* _Task to carry out_
Search the data below for "Feininstallation"; list each line that holds it.

::::::::

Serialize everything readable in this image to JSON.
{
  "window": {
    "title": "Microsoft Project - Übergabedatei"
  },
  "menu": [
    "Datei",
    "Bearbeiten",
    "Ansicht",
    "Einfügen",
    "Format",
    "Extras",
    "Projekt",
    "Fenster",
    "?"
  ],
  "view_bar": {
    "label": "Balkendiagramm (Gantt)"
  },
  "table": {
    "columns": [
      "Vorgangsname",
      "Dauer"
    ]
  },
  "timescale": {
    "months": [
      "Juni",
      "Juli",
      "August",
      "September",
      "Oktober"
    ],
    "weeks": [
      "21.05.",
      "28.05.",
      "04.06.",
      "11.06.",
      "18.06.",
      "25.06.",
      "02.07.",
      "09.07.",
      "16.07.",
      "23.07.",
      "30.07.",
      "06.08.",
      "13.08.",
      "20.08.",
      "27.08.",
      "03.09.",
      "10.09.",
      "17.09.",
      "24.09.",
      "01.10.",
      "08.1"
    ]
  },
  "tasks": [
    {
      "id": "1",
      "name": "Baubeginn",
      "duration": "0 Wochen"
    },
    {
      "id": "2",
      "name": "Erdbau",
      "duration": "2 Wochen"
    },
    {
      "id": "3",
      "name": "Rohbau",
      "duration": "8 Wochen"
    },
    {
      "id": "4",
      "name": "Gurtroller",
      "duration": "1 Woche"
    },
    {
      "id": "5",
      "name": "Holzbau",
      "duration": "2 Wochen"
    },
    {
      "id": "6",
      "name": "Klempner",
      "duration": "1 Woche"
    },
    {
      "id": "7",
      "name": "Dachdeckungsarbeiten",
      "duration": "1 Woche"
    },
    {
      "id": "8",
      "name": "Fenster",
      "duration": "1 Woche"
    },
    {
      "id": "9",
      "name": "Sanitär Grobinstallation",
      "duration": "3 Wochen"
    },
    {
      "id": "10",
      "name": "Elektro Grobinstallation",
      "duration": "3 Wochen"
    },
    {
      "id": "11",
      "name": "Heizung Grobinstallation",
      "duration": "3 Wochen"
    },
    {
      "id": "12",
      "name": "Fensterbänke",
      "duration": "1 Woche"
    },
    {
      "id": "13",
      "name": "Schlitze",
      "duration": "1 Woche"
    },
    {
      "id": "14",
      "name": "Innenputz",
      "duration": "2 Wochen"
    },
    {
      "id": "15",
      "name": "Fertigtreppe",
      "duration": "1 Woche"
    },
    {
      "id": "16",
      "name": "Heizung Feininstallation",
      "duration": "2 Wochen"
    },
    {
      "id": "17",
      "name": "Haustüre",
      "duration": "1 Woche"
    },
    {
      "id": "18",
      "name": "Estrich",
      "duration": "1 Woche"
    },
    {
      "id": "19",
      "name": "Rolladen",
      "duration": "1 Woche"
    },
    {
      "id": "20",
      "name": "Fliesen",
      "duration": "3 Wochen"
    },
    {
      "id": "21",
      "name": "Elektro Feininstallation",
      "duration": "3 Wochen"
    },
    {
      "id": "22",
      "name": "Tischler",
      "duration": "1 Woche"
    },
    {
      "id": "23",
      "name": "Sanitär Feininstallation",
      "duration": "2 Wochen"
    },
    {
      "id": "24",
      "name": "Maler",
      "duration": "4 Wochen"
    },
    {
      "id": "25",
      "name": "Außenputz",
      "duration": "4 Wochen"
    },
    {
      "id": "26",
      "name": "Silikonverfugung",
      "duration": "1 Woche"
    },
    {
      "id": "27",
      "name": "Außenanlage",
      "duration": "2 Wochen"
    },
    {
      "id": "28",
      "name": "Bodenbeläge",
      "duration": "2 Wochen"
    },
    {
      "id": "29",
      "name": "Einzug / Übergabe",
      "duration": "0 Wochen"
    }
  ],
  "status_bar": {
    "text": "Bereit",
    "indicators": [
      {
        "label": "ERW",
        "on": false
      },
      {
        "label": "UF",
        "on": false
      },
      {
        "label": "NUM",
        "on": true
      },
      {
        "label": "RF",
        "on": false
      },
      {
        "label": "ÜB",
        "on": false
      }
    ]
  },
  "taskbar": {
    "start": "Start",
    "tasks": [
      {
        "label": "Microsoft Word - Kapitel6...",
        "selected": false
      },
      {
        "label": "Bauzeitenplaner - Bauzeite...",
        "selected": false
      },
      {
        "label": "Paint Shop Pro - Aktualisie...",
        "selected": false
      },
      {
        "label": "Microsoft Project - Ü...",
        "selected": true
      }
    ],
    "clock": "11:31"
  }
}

::::::::

* _Worked solution_
      "name": "Heizung Feininstallation",
      "name": "Elektro Feininstallation",
      "name": "Sanitär Feininstallation",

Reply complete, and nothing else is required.